>>

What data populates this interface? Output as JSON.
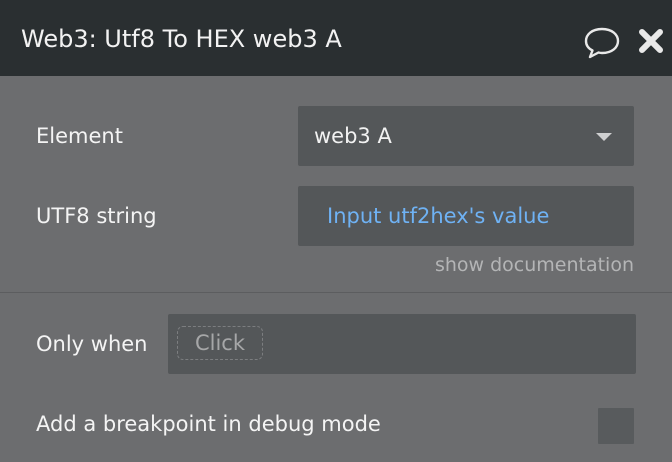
{
  "header": {
    "title": "Web3: Utf8 To HEX web3 A",
    "icons": [
      "comment-icon",
      "close-icon"
    ]
  },
  "fields": {
    "element": {
      "label": "Element",
      "value": "web3 A"
    },
    "utf8_string": {
      "label": "UTF8 string",
      "value": "Input utf2hex's value"
    }
  },
  "show_documentation": "show documentation",
  "condition": {
    "label": "Only when",
    "placeholder": "Click"
  },
  "breakpoint": {
    "label": "Add a breakpoint in debug mode",
    "checked": false
  },
  "colors": {
    "header_bg": "#2a2f31",
    "panel_bg": "#6c6d6f",
    "field_bg": "#545759",
    "dynamic_value": "#6fb2f4"
  }
}
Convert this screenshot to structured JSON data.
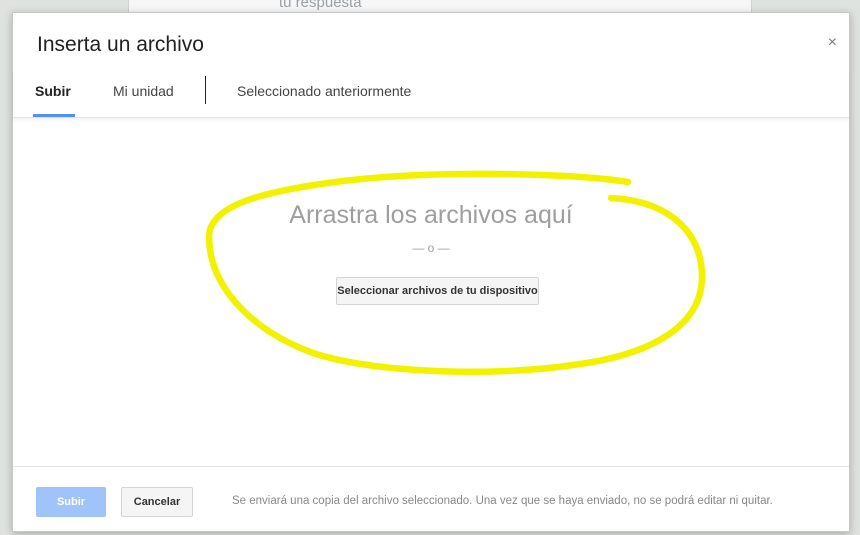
{
  "backdrop": {
    "partial_text": "tu respuesta"
  },
  "dialog": {
    "title": "Inserta un archivo",
    "close_glyph": "×",
    "close_icon": "close-icon"
  },
  "tabs": [
    {
      "label": "Subir",
      "active": true
    },
    {
      "label": "Mi unidad",
      "active": false
    },
    {
      "label": "Seleccionado anteriormente",
      "active": false
    }
  ],
  "dropzone": {
    "title": "Arrastra los archivos aquí",
    "separator": "— o —",
    "select_button": "Seleccionar archivos de tu dispositivo"
  },
  "annotation": {
    "color": "#f2f200"
  },
  "footer": {
    "primary_button": "Subir",
    "secondary_button": "Cancelar",
    "note": "Se enviará una copia del archivo seleccionado. Una vez que se haya enviado, no se podrá editar ni quitar."
  },
  "colors": {
    "accent": "#4d90fe",
    "primary_disabled": "#a0c3fa"
  }
}
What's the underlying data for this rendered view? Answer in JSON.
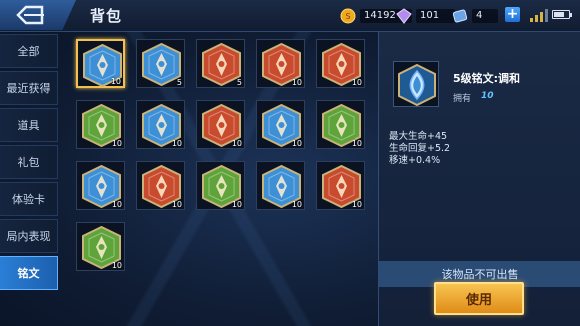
{
  "header": {
    "title": "背包",
    "gold": "14192",
    "diamond": "101",
    "coupon": "4",
    "plus_label": "+"
  },
  "sidebar": {
    "items": [
      {
        "label": "全部"
      },
      {
        "label": "最近获得"
      },
      {
        "label": "道具"
      },
      {
        "label": "礼包"
      },
      {
        "label": "体验卡"
      },
      {
        "label": "局内表现"
      },
      {
        "label": "铭文"
      }
    ],
    "active_index": 6
  },
  "inventory": {
    "items": [
      {
        "color": "blue",
        "count": "10"
      },
      {
        "color": "blue",
        "count": "5"
      },
      {
        "color": "red",
        "count": "5"
      },
      {
        "color": "red",
        "count": "10"
      },
      {
        "color": "red",
        "count": "10"
      },
      {
        "color": "green",
        "count": "10"
      },
      {
        "color": "blue",
        "count": "10"
      },
      {
        "color": "red",
        "count": "10"
      },
      {
        "color": "blue",
        "count": "10"
      },
      {
        "color": "green",
        "count": "10"
      },
      {
        "color": "blue",
        "count": "10"
      },
      {
        "color": "red",
        "count": "10"
      },
      {
        "color": "green",
        "count": "10"
      },
      {
        "color": "blue",
        "count": "10"
      },
      {
        "color": "red",
        "count": "10"
      },
      {
        "color": "green",
        "count": "10"
      }
    ],
    "selected_index": 0
  },
  "detail": {
    "name": "5级铭文:调和",
    "own_label": "拥有",
    "own_qty": "10",
    "stats": [
      "最大生命+45",
      "生命回复+5.2",
      "移速+0.4%"
    ],
    "not_sellable": "该物品不可出售",
    "use_label": "使用"
  },
  "colors": {
    "blue": "#3d8fd6",
    "red": "#c94b2e",
    "green": "#5fa43a",
    "accent": "#2a7fd6",
    "gold": "#f2c14e"
  }
}
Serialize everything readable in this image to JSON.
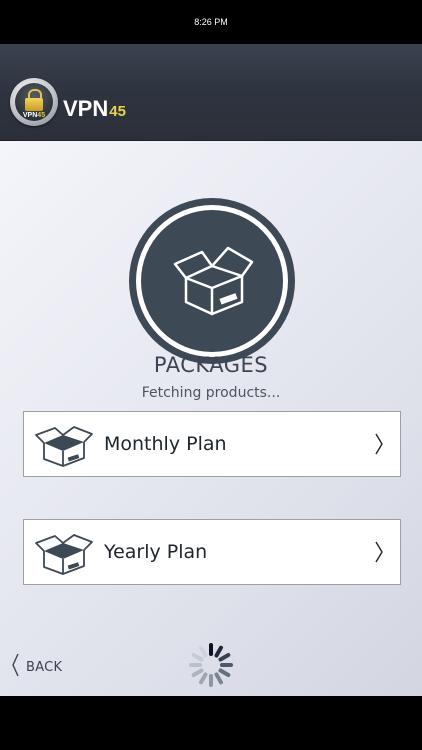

<<

Set exercise: Look above for every line with the word "JSON" and copy it.

In response:
What data populates this interface? Output as JSON.
Convert this screenshot to structured JSON data.
What's the underlying data for this rendered view? Answer in JSON.
Serialize everything readable in this image to JSON.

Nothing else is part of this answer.